-- begin --
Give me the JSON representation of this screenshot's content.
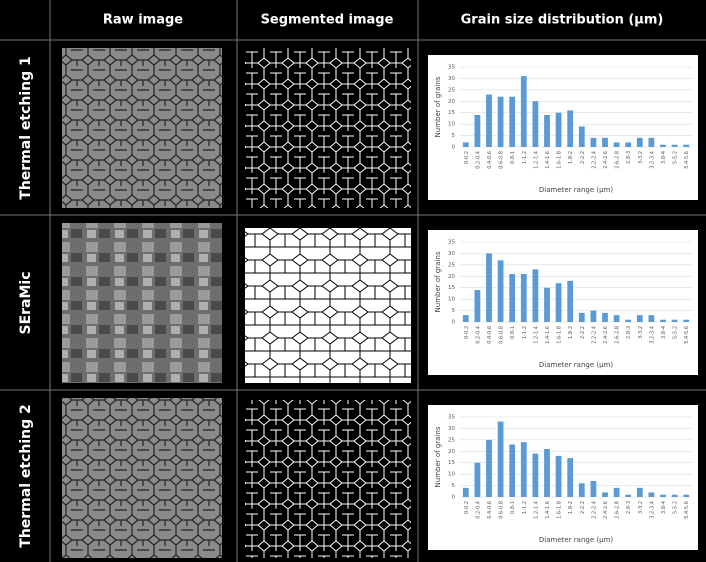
{
  "header": [
    "Raw image",
    "Segmented image",
    "Grain size distribution (μm)"
  ],
  "rows": [
    "Thermal etching 1",
    "SEraMic",
    "Thermal etching 2"
  ],
  "chart_data": [
    {
      "type": "bar",
      "y_label": "Number of grains",
      "x_label": "Diameter range (μm)",
      "color": "#5b9bd5",
      "categories": [
        "0-0.2",
        "0.2-0.4",
        "0.4-0.6",
        "0.6-0.8",
        "0.8-1",
        "1-1.2",
        "1.2-1.4",
        "1.4-1.6",
        "1.6-1.8",
        "1.8-2",
        "2-2.2",
        "2.2-2.4",
        "2.4-2.6",
        "2.6-2.8",
        "2.8-3",
        "3-3.2",
        "3.2-3.4",
        "3.8-4",
        "5-5.2",
        "5.4-5.6"
      ],
      "values": [
        2,
        14,
        23,
        22,
        22,
        31,
        20,
        14,
        15,
        16,
        9,
        4,
        4,
        2,
        2,
        4,
        4,
        1,
        1,
        1
      ],
      "ylim": [
        0,
        35
      ],
      "yticks": [
        0,
        5,
        10,
        15,
        20,
        25,
        30,
        35
      ],
      "grid": true
    },
    {
      "type": "bar",
      "y_label": "Number of grains",
      "x_label": "Diameter range (μm)",
      "color": "#5b9bd5",
      "categories": [
        "0-0.2",
        "0.2-0.4",
        "0.4-0.6",
        "0.6-0.8",
        "0.8-1",
        "1-1.2",
        "1.2-1.4",
        "1.4-1.6",
        "1.6-1.8",
        "1.8-2",
        "2-2.2",
        "2.2-2.4",
        "2.4-2.6",
        "2.6-2.8",
        "2.8-3",
        "3-3.2",
        "3.2-3.4",
        "3.8-4",
        "5-5.2",
        "5.4-5.6"
      ],
      "values": [
        3,
        14,
        30,
        27,
        21,
        21,
        23,
        15,
        17,
        18,
        4,
        5,
        4,
        3,
        1,
        3,
        3,
        1,
        1,
        1
      ],
      "ylim": [
        0,
        35
      ],
      "yticks": [
        0,
        5,
        10,
        15,
        20,
        25,
        30,
        35
      ],
      "grid": true
    },
    {
      "type": "bar",
      "y_label": "Number of grains",
      "x_label": "Diameter range (μm)",
      "color": "#5b9bd5",
      "categories": [
        "0-0.2",
        "0.2-0.4",
        "0.4-0.6",
        "0.6-0.8",
        "0.8-1",
        "1-1.2",
        "1.2-1.4",
        "1.4-1.6",
        "1.6-1.8",
        "1.8-2",
        "2-2.2",
        "2.2-2.4",
        "2.4-2.6",
        "2.6-2.8",
        "2.8-3",
        "3-3.2",
        "3.2-3.4",
        "3.8-4",
        "5-5.2",
        "5.4-5.6"
      ],
      "values": [
        4,
        15,
        25,
        33,
        23,
        24,
        19,
        21,
        18,
        17,
        6,
        7,
        2,
        4,
        1,
        4,
        2,
        1,
        1,
        1
      ],
      "ylim": [
        0,
        35
      ],
      "yticks": [
        0,
        5,
        10,
        15,
        20,
        25,
        30,
        35
      ],
      "grid": true
    }
  ]
}
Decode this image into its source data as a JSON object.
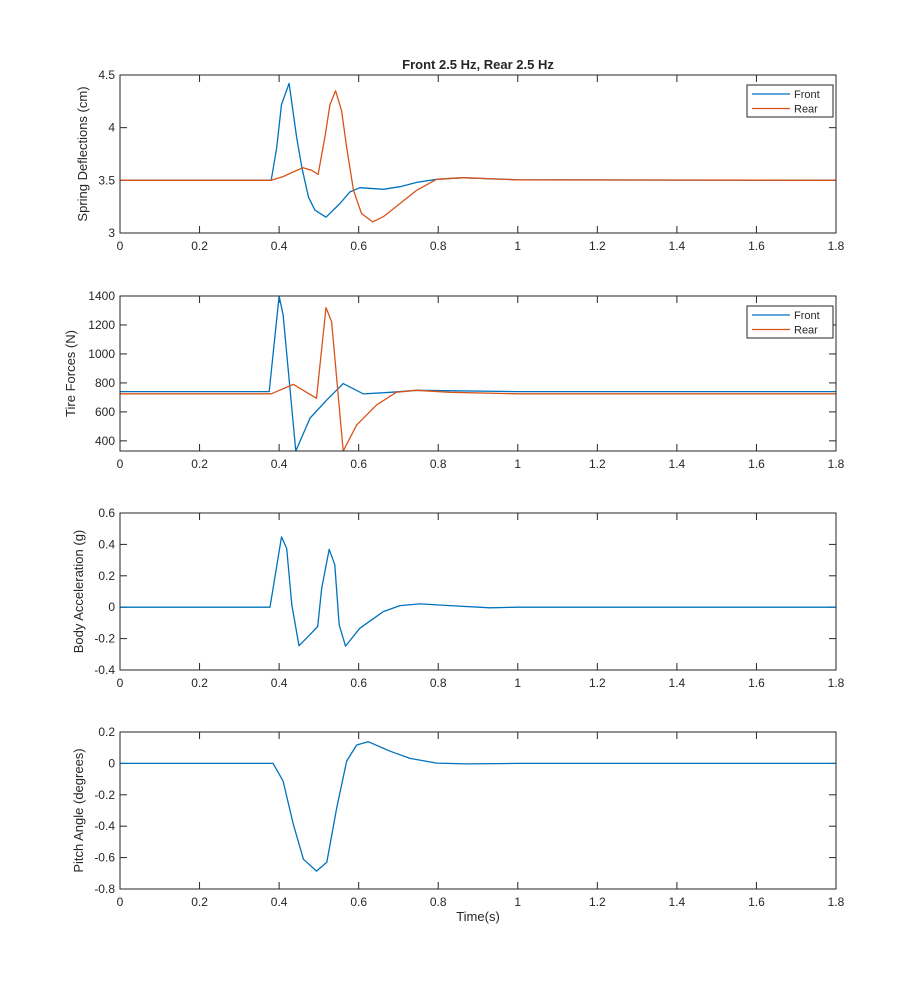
{
  "chart_data": [
    {
      "type": "line",
      "title": "Front 2.5 Hz, Rear 2.5 Hz",
      "xlabel": "",
      "ylabel": "Spring Deflections (cm)",
      "xlim": [
        0,
        1.8
      ],
      "ylim": [
        3,
        4.5
      ],
      "xticks": [
        "0",
        "0.2",
        "0.4",
        "0.6",
        "0.8",
        "1",
        "1.2",
        "1.4",
        "1.6",
        "1.8"
      ],
      "yticks": [
        "3",
        "3.5",
        "4",
        "4.5"
      ],
      "legend": {
        "placement": "top-right",
        "entries": [
          "Front",
          "Rear"
        ]
      },
      "series": [
        {
          "name": "Front",
          "color": "#0072BD",
          "x": [
            0,
            0.38,
            0.394,
            0.406,
            0.425,
            0.444,
            0.457,
            0.474,
            0.49,
            0.518,
            0.553,
            0.578,
            0.603,
            0.662,
            0.704,
            0.746,
            0.796,
            0.862,
            1.0,
            1.8
          ],
          "y": [
            3.5,
            3.5,
            3.81,
            4.22,
            4.42,
            3.91,
            3.625,
            3.34,
            3.217,
            3.15,
            3.28,
            3.39,
            3.43,
            3.415,
            3.44,
            3.48,
            3.51,
            3.525,
            3.505,
            3.5
          ]
        },
        {
          "name": "Rear",
          "color": "#D95319",
          "x": [
            0,
            0.38,
            0.41,
            0.436,
            0.46,
            0.482,
            0.498,
            0.515,
            0.528,
            0.542,
            0.557,
            0.57,
            0.587,
            0.607,
            0.635,
            0.662,
            0.704,
            0.746,
            0.796,
            0.862,
            1.0,
            1.8
          ],
          "y": [
            3.5,
            3.5,
            3.535,
            3.58,
            3.62,
            3.595,
            3.555,
            3.91,
            4.22,
            4.35,
            4.16,
            3.81,
            3.405,
            3.185,
            3.105,
            3.155,
            3.28,
            3.405,
            3.51,
            3.525,
            3.505,
            3.5
          ]
        }
      ]
    },
    {
      "type": "line",
      "title": "",
      "xlabel": "",
      "ylabel": "Tire Forces (N)",
      "xlim": [
        0,
        1.8
      ],
      "ylim": [
        330,
        1400
      ],
      "xticks": [
        "0",
        "0.2",
        "0.4",
        "0.6",
        "0.8",
        "1",
        "1.2",
        "1.4",
        "1.6",
        "1.8"
      ],
      "yticks": [
        "400",
        "600",
        "800",
        "1000",
        "1200",
        "1400"
      ],
      "legend": {
        "placement": "top-right",
        "entries": [
          "Front",
          "Rear"
        ]
      },
      "series": [
        {
          "name": "Front",
          "color": "#0072BD",
          "x": [
            0,
            0.375,
            0.4,
            0.41,
            0.442,
            0.478,
            0.52,
            0.561,
            0.612,
            0.68,
            0.746,
            1.0,
            1.8
          ],
          "y": [
            740,
            740,
            1400,
            1270,
            330,
            558,
            683,
            795,
            724,
            735,
            749,
            740,
            740
          ]
        },
        {
          "name": "Rear",
          "color": "#D95319",
          "x": [
            0,
            0.38,
            0.436,
            0.494,
            0.518,
            0.532,
            0.561,
            0.595,
            0.645,
            0.695,
            0.746,
            0.83,
            1.0,
            1.8
          ],
          "y": [
            725,
            725,
            790,
            694,
            1320,
            1223,
            330,
            510,
            648,
            736,
            749,
            735,
            725,
            725
          ]
        }
      ]
    },
    {
      "type": "line",
      "title": "",
      "xlabel": "",
      "ylabel": "Body Acceleration (g)",
      "xlim": [
        0,
        1.8
      ],
      "ylim": [
        -0.4,
        0.6
      ],
      "xticks": [
        "0",
        "0.2",
        "0.4",
        "0.6",
        "0.8",
        "1",
        "1.2",
        "1.4",
        "1.6",
        "1.8"
      ],
      "yticks": [
        "-0.4",
        "-0.2",
        "0",
        "0.2",
        "0.4",
        "0.6"
      ],
      "series": [
        {
          "name": "Body Acceleration",
          "color": "#0072BD",
          "x": [
            0,
            0.377,
            0.406,
            0.419,
            0.432,
            0.45,
            0.473,
            0.497,
            0.507,
            0.526,
            0.54,
            0.551,
            0.567,
            0.603,
            0.662,
            0.704,
            0.754,
            0.829,
            0.93,
            1.0,
            1.8
          ],
          "y": [
            0,
            0,
            0.448,
            0.374,
            0.015,
            -0.245,
            -0.187,
            -0.123,
            0.121,
            0.369,
            0.27,
            -0.113,
            -0.248,
            -0.134,
            -0.028,
            0.01,
            0.021,
            0.01,
            -0.004,
            0,
            0
          ]
        }
      ]
    },
    {
      "type": "line",
      "title": "",
      "xlabel": "Time(s)",
      "ylabel": "Pitch Angle (degrees)",
      "xlim": [
        0,
        1.8
      ],
      "ylim": [
        -0.8,
        0.2
      ],
      "xticks": [
        "0",
        "0.2",
        "0.4",
        "0.6",
        "0.8",
        "1",
        "1.2",
        "1.4",
        "1.6",
        "1.8"
      ],
      "yticks": [
        "-0.8",
        "-0.6",
        "-0.4",
        "-0.2",
        "0",
        "0.2"
      ],
      "series": [
        {
          "name": "Pitch Angle",
          "color": "#0072BD",
          "x": [
            0,
            0.385,
            0.41,
            0.436,
            0.461,
            0.494,
            0.52,
            0.545,
            0.57,
            0.595,
            0.624,
            0.679,
            0.729,
            0.796,
            0.87,
            1.0,
            1.8
          ],
          "y": [
            0,
            0,
            -0.113,
            -0.39,
            -0.61,
            -0.686,
            -0.63,
            -0.28,
            0.015,
            0.117,
            0.138,
            0.078,
            0.032,
            0.002,
            -0.003,
            0,
            0
          ]
        }
      ]
    }
  ]
}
-- end --
**STATED TASK:** Select all lines in the listing that include the word "JSON".

**SOLVED EXERCISE:**
Give me the JSON representation of this screenshot's content.
Decode this image into its source data as a JSON object.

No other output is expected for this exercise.